:: TASK OBJECTIVE ::
Below are the records; locate each line with the word "that" and copy it.

═════ INPUT RECORDS ═════

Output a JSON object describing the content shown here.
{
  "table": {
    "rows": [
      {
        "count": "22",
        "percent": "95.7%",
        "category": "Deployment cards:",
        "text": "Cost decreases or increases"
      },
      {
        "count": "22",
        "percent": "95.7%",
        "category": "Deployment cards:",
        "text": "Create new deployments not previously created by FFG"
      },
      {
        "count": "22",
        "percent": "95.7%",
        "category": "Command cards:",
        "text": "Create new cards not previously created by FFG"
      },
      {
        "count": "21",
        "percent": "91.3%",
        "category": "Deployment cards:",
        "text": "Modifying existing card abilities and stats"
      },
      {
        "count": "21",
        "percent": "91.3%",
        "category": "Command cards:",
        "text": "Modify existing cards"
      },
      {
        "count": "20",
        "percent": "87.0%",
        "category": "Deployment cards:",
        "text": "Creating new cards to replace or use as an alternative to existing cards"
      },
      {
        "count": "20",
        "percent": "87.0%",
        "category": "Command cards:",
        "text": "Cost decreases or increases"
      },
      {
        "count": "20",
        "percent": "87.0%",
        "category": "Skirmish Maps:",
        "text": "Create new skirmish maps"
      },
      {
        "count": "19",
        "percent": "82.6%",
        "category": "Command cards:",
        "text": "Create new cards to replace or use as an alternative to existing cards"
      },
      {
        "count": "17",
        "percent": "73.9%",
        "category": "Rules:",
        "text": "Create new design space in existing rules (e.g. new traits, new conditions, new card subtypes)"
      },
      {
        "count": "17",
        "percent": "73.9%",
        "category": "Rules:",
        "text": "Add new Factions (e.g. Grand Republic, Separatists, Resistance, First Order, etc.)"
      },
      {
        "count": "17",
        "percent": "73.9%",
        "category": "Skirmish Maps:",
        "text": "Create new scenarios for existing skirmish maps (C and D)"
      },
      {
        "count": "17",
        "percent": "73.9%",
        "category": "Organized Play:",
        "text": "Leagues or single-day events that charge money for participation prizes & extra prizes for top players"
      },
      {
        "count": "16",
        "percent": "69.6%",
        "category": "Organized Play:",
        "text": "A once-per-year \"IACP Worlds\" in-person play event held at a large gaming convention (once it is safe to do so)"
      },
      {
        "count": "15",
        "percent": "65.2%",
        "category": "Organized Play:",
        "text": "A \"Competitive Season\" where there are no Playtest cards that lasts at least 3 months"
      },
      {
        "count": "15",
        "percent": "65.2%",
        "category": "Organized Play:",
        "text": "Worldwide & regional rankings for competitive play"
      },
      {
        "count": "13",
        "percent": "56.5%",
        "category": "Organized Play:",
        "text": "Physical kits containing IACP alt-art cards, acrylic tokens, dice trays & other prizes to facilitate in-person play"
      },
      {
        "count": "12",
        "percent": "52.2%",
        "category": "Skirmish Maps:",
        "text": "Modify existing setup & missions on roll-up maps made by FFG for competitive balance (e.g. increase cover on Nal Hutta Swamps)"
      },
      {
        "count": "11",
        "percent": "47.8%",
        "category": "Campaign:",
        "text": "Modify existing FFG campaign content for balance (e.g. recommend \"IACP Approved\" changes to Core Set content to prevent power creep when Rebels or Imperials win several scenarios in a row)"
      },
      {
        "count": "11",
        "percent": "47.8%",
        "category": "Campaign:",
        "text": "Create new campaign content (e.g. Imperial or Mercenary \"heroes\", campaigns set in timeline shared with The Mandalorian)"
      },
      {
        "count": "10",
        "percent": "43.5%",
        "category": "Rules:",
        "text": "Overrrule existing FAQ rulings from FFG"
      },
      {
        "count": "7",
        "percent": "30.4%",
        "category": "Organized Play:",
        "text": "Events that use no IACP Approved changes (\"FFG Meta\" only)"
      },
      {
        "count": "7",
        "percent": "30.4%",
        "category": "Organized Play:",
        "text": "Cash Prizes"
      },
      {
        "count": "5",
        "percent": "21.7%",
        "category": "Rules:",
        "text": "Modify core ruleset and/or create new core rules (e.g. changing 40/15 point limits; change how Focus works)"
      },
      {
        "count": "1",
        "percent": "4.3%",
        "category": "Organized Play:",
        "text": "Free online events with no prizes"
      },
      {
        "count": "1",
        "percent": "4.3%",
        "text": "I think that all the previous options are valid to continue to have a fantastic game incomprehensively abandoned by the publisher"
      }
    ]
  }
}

═════

:: EXERCISE OUTPUT ::
        "text": "Leagues or single-day events that charge money for participation prizes & extra prizes for top players"
        "text": "A \"Competitive Season\" where there are no Playtest cards that lasts at least 3 months"
        "text": "Events that use no IACP Approved changes (\"FFG Meta\" only)"
        "text": "I think that all the previous options are valid to continue to have a fantastic game incomprehensively abandoned by the publisher"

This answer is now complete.